TASK DETAILS —
Extract every line of the material below and reproduce it faithfully.

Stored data
◆ ◆ ◆ ◆ ◆

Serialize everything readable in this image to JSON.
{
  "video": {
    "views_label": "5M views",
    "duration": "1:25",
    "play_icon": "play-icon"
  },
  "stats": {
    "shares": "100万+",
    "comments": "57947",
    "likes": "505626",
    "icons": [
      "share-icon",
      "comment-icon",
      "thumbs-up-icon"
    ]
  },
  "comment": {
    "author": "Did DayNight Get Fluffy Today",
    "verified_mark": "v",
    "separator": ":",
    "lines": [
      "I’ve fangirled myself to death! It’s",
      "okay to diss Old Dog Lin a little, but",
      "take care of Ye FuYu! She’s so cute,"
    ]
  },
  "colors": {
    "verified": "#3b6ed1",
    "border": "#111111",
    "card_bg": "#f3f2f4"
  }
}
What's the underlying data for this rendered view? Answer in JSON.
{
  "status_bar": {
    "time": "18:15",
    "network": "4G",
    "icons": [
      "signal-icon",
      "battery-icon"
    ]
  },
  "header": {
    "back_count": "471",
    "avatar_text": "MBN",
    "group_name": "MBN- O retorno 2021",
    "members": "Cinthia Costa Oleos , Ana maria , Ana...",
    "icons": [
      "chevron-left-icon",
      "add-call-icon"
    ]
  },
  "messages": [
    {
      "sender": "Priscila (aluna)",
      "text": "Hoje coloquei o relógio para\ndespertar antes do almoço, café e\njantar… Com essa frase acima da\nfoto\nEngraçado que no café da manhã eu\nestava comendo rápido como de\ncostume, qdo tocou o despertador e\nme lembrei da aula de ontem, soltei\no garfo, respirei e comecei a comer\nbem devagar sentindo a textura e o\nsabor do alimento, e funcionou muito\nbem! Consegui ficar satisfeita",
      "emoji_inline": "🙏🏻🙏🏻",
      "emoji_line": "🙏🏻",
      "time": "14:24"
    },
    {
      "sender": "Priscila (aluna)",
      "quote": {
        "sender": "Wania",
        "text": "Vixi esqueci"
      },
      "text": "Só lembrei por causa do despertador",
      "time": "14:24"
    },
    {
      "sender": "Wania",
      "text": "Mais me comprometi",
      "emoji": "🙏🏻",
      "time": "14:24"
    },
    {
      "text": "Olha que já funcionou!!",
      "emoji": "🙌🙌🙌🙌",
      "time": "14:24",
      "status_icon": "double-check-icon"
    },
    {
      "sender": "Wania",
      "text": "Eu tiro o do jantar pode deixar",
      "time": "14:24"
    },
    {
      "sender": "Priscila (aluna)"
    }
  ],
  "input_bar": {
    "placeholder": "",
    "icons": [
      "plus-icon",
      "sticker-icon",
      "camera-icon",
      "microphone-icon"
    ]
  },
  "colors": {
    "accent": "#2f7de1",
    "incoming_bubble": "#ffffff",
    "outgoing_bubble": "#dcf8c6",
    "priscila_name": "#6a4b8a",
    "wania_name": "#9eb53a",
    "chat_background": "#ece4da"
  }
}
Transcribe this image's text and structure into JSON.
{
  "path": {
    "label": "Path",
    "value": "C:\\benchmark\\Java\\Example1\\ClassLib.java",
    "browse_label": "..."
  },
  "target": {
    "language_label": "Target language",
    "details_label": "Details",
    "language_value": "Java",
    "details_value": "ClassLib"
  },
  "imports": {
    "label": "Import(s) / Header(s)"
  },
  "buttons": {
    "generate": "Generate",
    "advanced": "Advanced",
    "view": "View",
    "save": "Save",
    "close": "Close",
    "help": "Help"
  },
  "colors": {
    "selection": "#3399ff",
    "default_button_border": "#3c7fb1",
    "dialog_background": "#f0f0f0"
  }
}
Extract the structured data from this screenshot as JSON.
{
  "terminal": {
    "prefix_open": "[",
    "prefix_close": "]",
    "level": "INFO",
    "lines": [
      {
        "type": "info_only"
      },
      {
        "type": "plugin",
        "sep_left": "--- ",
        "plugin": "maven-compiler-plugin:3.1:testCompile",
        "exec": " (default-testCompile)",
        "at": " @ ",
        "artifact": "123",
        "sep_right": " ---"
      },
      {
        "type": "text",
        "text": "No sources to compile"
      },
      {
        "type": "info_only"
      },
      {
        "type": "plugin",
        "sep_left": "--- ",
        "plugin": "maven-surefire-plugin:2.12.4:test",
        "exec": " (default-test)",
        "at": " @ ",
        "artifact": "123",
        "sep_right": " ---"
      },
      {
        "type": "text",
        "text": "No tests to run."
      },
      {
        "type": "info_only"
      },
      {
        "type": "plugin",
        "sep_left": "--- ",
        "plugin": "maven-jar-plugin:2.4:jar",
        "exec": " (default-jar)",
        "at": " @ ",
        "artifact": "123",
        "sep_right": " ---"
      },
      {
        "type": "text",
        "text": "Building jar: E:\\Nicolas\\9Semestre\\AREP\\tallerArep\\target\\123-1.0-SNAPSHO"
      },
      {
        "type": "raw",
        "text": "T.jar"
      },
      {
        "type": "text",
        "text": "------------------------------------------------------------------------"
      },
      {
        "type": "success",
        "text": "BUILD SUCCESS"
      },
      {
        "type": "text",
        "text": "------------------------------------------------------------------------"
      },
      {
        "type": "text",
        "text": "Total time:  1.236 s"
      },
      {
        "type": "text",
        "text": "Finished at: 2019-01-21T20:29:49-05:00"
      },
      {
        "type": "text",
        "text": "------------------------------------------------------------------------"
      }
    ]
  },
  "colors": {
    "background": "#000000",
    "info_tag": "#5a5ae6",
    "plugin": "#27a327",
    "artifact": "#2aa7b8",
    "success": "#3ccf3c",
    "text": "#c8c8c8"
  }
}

◆ ◆ ◆ ◆ ◆

WRITTEN RESPONSE —
Serialize everything readable in this image to JSON.
{
  "video": {
    "views_label": "5M views",
    "duration": "1:25",
    "play_icon": "play-icon"
  },
  "stats": {
    "shares": "100万+",
    "comments": "57947",
    "likes": "505626",
    "icons": [
      "share-icon",
      "comment-icon",
      "thumbs-up-icon"
    ]
  },
  "comment": {
    "author": "Did DayNight Get Fluffy Today",
    "verified_mark": "v",
    "separator": ":",
    "lines": [
      "I’ve fangirled myself to death! It’s",
      "okay to diss Old Dog Lin a little, but",
      "take care of Ye FuYu! She’s so cute,"
    ]
  },
  "colors": {
    "verified": "#3b6ed1",
    "border": "#111111",
    "card_bg": "#f3f2f4"
  }
}
What's the underlying data for this rendered view? Answer in JSON.
{
  "status_bar": {
    "time": "18:15",
    "network": "4G",
    "icons": [
      "signal-icon",
      "battery-icon"
    ]
  },
  "header": {
    "back_count": "471",
    "avatar_text": "MBN",
    "group_name": "MBN- O retorno 2021",
    "members": "Cinthia Costa Oleos , Ana maria , Ana...",
    "icons": [
      "chevron-left-icon",
      "add-call-icon"
    ]
  },
  "messages": [
    {
      "sender": "Priscila (aluna)",
      "text": "Hoje coloquei o relógio para\ndespertar antes do almoço, café e\njantar… Com essa frase acima da\nfoto\nEngraçado que no café da manhã eu\nestava comendo rápido como de\ncostume, qdo tocou o despertador e\nme lembrei da aula de ontem, soltei\no garfo, respirei e comecei a comer\nbem devagar sentindo a textura e o\nsabor do alimento, e funcionou muito\nbem! Consegui ficar satisfeita",
      "emoji_inline": "🙏🏻🙏🏻",
      "emoji_line": "🙏🏻",
      "time": "14:24"
    },
    {
      "sender": "Priscila (aluna)",
      "quote": {
        "sender": "Wania",
        "text": "Vixi esqueci"
      },
      "text": "Só lembrei por causa do despertador",
      "time": "14:24"
    },
    {
      "sender": "Wania",
      "text": "Mais me comprometi",
      "emoji": "🙏🏻",
      "time": "14:24"
    },
    {
      "text": "Olha que já funcionou!!",
      "emoji": "🙌🙌🙌🙌",
      "time": "14:24",
      "status_icon": "double-check-icon"
    },
    {
      "sender": "Wania",
      "text": "Eu tiro o do jantar pode deixar",
      "time": "14:24"
    },
    {
      "sender": "Priscila (aluna)"
    }
  ],
  "input_bar": {
    "placeholder": "",
    "icons": [
      "plus-icon",
      "sticker-icon",
      "camera-icon",
      "microphone-icon"
    ]
  },
  "colors": {
    "accent": "#2f7de1",
    "incoming_bubble": "#ffffff",
    "outgoing_bubble": "#dcf8c6",
    "priscila_name": "#6a4b8a",
    "wania_name": "#9eb53a",
    "chat_background": "#ece4da"
  }
}
Transcribe this image's text and structure into JSON.
{
  "path": {
    "label": "Path",
    "value": "C:\\benchmark\\Java\\Example1\\ClassLib.java",
    "browse_label": "..."
  },
  "target": {
    "language_label": "Target language",
    "details_label": "Details",
    "language_value": "Java",
    "details_value": "ClassLib"
  },
  "imports": {
    "label": "Import(s) / Header(s)"
  },
  "buttons": {
    "generate": "Generate",
    "advanced": "Advanced",
    "view": "View",
    "save": "Save",
    "close": "Close",
    "help": "Help"
  },
  "colors": {
    "selection": "#3399ff",
    "default_button_border": "#3c7fb1",
    "dialog_background": "#f0f0f0"
  }
}
Extract the structured data from this screenshot as JSON.
{
  "terminal": {
    "prefix_open": "[",
    "prefix_close": "]",
    "level": "INFO",
    "lines": [
      {
        "type": "info_only"
      },
      {
        "type": "plugin",
        "sep_left": "--- ",
        "plugin": "maven-compiler-plugin:3.1:testCompile",
        "exec": " (default-testCompile)",
        "at": " @ ",
        "artifact": "123",
        "sep_right": " ---"
      },
      {
        "type": "text",
        "text": "No sources to compile"
      },
      {
        "type": "info_only"
      },
      {
        "type": "plugin",
        "sep_left": "--- ",
        "plugin": "maven-surefire-plugin:2.12.4:test",
        "exec": " (default-test)",
        "at": " @ ",
        "artifact": "123",
        "sep_right": " ---"
      },
      {
        "type": "text",
        "text": "No tests to run."
      },
      {
        "type": "info_only"
      },
      {
        "type": "plugin",
        "sep_left": "--- ",
        "plugin": "maven-jar-plugin:2.4:jar",
        "exec": " (default-jar)",
        "at": " @ ",
        "artifact": "123",
        "sep_right": " ---"
      },
      {
        "type": "text",
        "text": "Building jar: E:\\Nicolas\\9Semestre\\AREP\\tallerArep\\target\\123-1.0-SNAPSHO"
      },
      {
        "type": "raw",
        "text": "T.jar"
      },
      {
        "type": "text",
        "text": "------------------------------------------------------------------------"
      },
      {
        "type": "success",
        "text": "BUILD SUCCESS"
      },
      {
        "type": "text",
        "text": "------------------------------------------------------------------------"
      },
      {
        "type": "text",
        "text": "Total time:  1.236 s"
      },
      {
        "type": "text",
        "text": "Finished at: 2019-01-21T20:29:49-05:00"
      },
      {
        "type": "text",
        "text": "------------------------------------------------------------------------"
      }
    ]
  },
  "colors": {
    "background": "#000000",
    "info_tag": "#5a5ae6",
    "plugin": "#27a327",
    "artifact": "#2aa7b8",
    "success": "#3ccf3c",
    "text": "#c8c8c8"
  }
}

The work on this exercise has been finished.